WHAT YOU NEED TO DO: Pick out each line of the records in which the word "level" appears.

SUPPLIED DATA:
◇ ◇ ◇ ◇
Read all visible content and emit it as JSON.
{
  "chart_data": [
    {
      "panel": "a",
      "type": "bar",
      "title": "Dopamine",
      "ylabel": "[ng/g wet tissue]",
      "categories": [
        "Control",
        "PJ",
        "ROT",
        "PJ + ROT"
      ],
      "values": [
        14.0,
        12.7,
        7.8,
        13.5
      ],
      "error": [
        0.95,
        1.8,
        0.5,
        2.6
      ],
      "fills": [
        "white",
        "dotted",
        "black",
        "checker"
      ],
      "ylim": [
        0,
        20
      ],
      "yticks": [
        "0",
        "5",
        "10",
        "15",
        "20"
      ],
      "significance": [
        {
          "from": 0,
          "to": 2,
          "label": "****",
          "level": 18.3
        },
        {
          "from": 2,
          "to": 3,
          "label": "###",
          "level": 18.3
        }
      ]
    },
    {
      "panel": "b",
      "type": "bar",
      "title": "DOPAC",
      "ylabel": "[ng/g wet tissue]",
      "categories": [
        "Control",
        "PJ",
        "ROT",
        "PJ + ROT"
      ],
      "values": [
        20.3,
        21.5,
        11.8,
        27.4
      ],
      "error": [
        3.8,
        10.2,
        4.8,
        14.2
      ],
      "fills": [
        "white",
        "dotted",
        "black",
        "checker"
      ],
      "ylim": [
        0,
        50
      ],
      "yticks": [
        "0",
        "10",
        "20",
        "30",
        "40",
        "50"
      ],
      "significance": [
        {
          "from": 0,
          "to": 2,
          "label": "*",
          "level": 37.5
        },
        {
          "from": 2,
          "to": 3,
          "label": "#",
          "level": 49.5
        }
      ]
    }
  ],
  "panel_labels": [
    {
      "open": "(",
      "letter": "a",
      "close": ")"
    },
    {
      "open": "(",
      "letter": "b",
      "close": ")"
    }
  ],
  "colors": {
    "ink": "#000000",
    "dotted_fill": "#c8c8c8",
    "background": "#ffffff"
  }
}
◇ ◇ ◇ ◇
ANSWER TO THIS PROBLEM:
          "level": 18.3
          "level": 18.3
          "level": 37.5
          "level": 49.5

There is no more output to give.